* **EXERCISE OBJECTIVE**
From the listing below, extract every line containing "name".

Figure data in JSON
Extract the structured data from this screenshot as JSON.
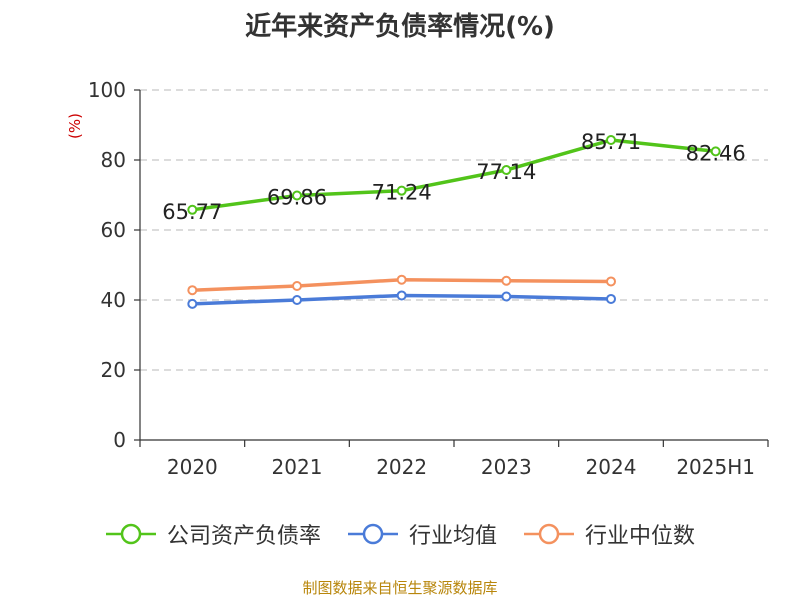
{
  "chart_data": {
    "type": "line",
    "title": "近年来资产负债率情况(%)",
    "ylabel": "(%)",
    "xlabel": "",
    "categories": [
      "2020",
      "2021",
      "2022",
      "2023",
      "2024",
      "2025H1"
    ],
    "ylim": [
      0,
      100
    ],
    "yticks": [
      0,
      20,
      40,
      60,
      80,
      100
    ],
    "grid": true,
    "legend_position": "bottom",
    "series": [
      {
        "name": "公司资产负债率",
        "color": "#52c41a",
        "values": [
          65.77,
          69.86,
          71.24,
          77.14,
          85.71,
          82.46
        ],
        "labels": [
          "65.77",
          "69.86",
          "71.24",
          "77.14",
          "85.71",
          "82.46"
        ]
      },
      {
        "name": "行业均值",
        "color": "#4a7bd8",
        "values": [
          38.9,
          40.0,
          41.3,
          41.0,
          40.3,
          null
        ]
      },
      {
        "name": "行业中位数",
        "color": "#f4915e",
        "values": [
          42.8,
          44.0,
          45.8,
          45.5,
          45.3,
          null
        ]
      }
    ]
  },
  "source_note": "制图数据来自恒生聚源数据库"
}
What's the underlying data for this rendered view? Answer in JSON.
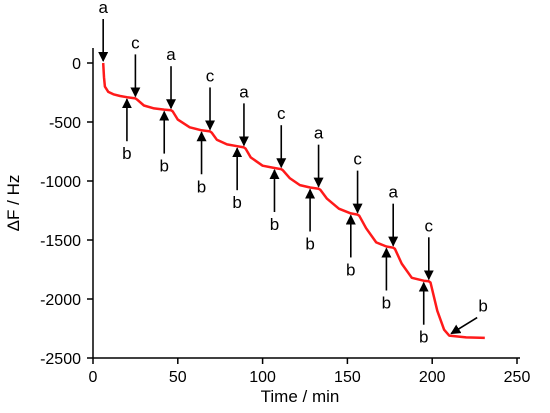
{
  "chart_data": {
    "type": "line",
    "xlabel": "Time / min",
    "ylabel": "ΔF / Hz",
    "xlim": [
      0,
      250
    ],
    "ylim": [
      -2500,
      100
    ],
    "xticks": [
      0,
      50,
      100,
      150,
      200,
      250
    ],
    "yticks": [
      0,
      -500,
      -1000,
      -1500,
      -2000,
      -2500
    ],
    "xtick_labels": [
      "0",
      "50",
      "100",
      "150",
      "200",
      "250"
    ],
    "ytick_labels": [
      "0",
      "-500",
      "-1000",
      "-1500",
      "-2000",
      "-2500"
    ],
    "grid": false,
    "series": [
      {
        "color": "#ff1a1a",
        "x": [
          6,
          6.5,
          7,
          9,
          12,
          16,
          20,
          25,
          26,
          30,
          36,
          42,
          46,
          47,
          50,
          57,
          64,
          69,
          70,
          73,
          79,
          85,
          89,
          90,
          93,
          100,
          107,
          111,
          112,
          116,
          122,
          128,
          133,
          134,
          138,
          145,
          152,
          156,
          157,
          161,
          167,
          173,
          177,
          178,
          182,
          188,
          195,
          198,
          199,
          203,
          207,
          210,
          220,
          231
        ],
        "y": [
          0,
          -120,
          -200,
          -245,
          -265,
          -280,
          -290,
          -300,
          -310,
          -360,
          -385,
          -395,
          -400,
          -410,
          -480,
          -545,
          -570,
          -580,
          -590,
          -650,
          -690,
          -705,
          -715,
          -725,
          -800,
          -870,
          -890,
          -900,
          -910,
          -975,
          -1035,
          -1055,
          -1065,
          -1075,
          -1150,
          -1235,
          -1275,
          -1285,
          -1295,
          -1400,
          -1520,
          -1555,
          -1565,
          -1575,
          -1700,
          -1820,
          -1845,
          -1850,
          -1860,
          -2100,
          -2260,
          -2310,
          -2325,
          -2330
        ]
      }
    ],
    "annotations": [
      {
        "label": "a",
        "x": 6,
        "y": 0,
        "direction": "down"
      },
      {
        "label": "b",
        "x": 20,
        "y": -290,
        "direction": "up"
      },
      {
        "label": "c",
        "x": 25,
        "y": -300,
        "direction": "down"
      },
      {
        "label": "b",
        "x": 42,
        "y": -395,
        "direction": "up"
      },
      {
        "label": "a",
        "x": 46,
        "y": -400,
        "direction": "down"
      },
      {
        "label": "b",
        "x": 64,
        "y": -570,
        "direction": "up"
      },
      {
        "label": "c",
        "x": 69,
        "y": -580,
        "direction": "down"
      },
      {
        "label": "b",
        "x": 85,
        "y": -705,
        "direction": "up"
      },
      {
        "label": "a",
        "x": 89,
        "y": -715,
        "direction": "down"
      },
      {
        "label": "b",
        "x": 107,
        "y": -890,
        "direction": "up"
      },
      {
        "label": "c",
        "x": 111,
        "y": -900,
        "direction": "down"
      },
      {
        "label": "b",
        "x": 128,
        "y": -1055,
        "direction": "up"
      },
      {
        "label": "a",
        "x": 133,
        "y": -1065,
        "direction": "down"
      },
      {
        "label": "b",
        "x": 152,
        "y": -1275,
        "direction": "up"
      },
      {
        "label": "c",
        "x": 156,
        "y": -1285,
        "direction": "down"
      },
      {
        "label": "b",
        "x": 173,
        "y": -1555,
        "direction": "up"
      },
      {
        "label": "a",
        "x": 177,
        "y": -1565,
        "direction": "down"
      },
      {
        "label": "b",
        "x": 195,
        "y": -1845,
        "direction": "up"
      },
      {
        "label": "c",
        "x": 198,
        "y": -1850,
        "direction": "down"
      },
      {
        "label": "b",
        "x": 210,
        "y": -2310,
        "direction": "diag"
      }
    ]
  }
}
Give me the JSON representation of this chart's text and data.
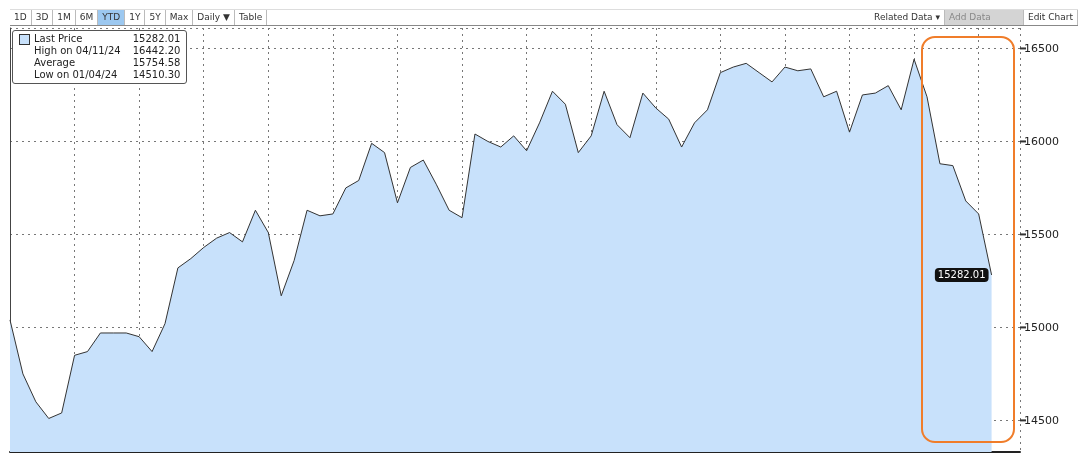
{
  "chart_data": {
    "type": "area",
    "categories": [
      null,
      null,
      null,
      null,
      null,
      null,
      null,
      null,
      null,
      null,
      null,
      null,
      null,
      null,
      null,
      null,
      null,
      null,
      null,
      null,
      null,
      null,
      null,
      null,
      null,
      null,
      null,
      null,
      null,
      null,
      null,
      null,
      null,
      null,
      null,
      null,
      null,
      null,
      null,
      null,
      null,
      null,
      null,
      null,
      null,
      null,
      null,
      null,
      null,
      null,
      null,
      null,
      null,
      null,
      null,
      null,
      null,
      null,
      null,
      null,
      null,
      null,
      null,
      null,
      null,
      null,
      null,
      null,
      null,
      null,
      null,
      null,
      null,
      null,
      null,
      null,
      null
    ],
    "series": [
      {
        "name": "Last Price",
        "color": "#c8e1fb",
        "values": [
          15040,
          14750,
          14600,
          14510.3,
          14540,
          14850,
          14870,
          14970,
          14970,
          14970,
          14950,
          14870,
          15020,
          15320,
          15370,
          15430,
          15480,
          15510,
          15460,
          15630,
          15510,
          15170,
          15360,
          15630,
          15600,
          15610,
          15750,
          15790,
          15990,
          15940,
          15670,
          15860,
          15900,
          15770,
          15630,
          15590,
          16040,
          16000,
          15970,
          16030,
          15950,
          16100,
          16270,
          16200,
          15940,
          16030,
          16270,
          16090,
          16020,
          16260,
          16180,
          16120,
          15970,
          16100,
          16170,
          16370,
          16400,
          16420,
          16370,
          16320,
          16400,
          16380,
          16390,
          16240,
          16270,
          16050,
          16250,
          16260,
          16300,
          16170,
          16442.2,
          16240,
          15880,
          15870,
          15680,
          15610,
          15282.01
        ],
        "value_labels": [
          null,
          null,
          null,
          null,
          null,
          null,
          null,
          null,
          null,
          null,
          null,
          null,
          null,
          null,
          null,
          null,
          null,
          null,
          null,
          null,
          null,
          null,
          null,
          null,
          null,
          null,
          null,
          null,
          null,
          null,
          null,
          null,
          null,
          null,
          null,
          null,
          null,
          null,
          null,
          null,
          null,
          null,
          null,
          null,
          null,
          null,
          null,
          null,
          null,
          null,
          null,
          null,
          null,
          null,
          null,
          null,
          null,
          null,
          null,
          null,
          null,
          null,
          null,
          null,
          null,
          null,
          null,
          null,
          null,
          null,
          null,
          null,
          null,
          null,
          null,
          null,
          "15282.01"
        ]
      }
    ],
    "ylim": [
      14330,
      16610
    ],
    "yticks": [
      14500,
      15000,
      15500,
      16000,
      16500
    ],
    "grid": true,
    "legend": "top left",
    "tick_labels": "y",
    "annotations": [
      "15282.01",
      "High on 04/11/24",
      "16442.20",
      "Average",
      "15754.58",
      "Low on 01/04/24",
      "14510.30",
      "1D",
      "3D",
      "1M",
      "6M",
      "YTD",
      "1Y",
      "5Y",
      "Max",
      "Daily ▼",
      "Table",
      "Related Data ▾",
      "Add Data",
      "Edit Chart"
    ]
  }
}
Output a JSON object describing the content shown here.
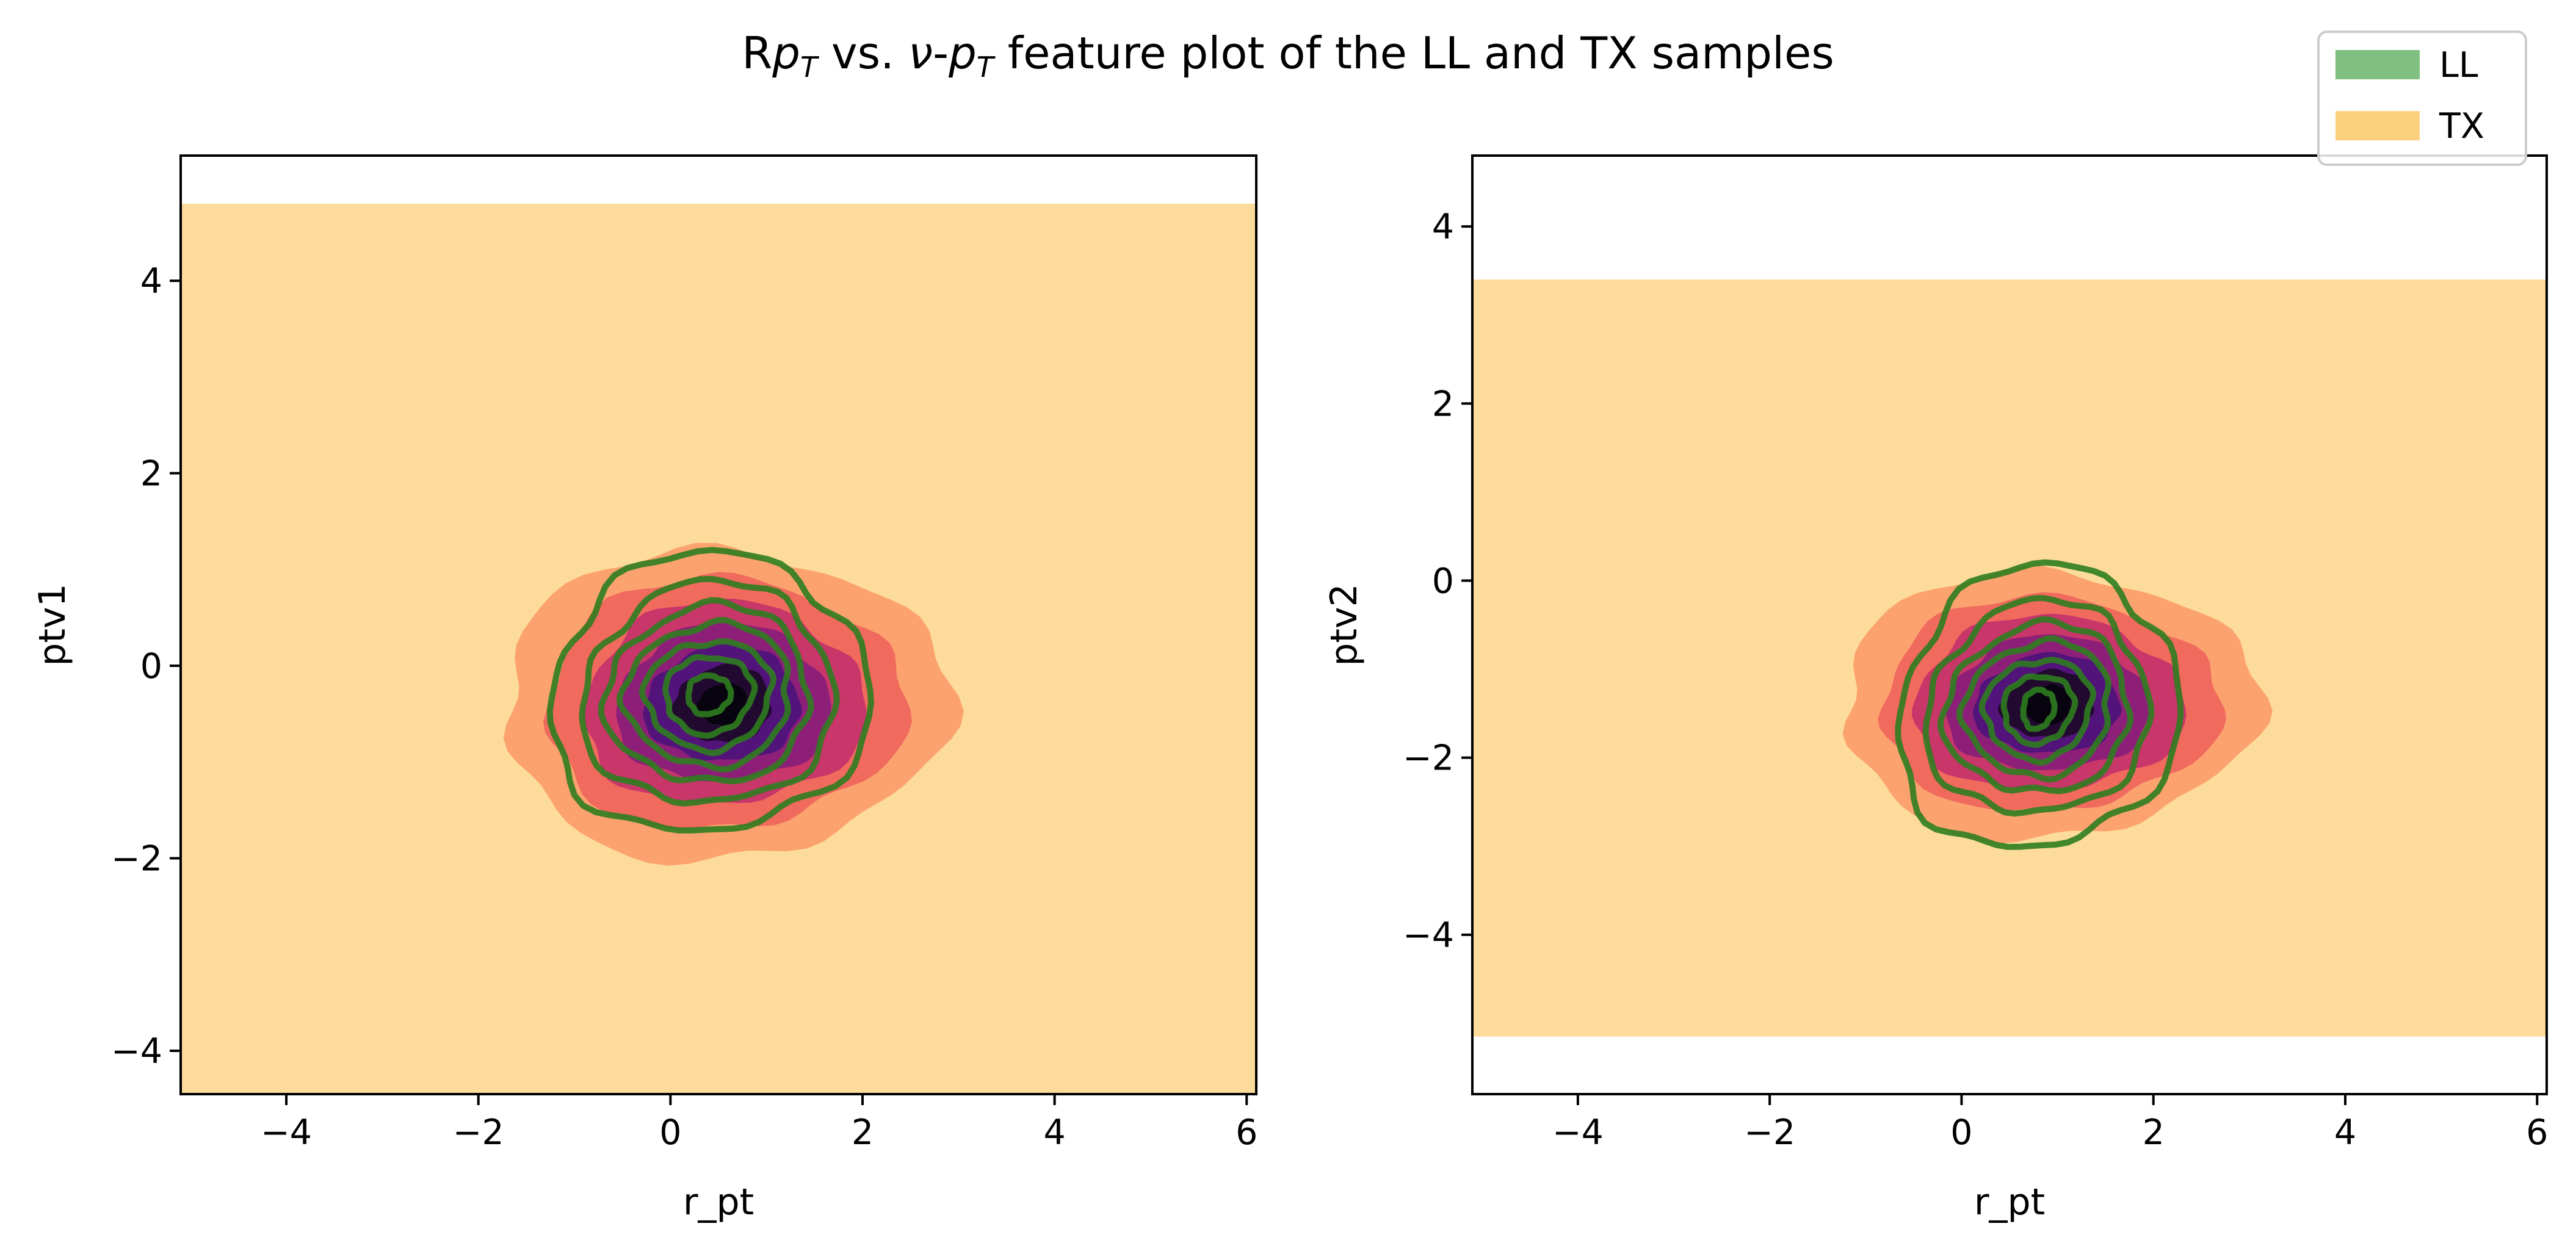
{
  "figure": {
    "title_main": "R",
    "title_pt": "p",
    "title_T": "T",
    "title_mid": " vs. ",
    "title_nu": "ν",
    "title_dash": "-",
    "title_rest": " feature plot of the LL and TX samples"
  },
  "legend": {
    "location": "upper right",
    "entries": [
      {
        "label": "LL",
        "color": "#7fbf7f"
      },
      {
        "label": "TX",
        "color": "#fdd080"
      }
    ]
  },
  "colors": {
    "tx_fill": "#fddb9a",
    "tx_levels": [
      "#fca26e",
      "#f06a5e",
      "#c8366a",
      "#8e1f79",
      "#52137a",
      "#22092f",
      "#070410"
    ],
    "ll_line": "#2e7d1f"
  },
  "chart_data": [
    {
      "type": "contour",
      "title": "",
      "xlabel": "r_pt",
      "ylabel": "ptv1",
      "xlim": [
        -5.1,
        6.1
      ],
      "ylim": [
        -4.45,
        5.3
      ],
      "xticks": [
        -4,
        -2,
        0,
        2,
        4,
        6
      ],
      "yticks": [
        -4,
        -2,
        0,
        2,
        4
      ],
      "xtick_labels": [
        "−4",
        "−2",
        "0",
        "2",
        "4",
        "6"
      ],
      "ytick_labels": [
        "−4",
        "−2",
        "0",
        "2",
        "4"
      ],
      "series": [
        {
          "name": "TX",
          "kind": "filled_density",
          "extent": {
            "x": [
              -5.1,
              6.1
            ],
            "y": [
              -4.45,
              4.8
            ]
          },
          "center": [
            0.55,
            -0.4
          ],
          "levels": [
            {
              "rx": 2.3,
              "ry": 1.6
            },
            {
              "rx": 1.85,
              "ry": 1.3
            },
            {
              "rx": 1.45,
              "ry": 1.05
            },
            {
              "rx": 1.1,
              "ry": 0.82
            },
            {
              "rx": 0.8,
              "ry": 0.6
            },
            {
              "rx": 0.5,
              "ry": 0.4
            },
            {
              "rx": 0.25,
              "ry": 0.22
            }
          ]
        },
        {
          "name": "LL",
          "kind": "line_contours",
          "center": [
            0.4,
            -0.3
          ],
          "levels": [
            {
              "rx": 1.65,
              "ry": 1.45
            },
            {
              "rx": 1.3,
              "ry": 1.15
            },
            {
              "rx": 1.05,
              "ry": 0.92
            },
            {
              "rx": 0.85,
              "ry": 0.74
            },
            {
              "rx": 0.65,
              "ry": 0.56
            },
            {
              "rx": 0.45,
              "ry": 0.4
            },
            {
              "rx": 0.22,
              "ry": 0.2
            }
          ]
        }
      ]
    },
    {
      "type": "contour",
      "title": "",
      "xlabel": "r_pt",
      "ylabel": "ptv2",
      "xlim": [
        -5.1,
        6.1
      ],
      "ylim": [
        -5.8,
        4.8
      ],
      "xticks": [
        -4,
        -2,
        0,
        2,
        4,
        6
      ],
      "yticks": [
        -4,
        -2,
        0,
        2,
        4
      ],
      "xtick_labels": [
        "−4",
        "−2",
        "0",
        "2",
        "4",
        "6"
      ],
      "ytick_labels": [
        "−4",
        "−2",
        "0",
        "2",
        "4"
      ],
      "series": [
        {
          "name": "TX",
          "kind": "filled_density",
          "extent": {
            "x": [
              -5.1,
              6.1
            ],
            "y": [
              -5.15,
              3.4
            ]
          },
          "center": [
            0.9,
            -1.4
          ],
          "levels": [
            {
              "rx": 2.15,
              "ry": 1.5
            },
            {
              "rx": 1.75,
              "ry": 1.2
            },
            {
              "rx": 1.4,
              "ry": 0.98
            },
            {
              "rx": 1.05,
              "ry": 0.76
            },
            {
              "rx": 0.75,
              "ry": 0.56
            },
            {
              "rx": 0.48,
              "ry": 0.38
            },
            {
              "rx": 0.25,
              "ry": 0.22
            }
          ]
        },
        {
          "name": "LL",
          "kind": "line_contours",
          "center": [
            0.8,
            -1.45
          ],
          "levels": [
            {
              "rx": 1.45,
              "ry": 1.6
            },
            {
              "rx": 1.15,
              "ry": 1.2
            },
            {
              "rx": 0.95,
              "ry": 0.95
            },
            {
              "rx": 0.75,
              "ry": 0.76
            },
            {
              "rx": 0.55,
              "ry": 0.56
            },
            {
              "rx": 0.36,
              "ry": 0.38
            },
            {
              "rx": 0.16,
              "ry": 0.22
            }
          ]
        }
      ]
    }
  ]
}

* **FINAL ANSWER**
        "name": "公司资产负债率",
        "name": "行业均值",
        "name": "行业中位数",
        "name": "Last Price",
          "name": "TX",
          "name": "LL",
          "name": "TX",
          "name": "LL",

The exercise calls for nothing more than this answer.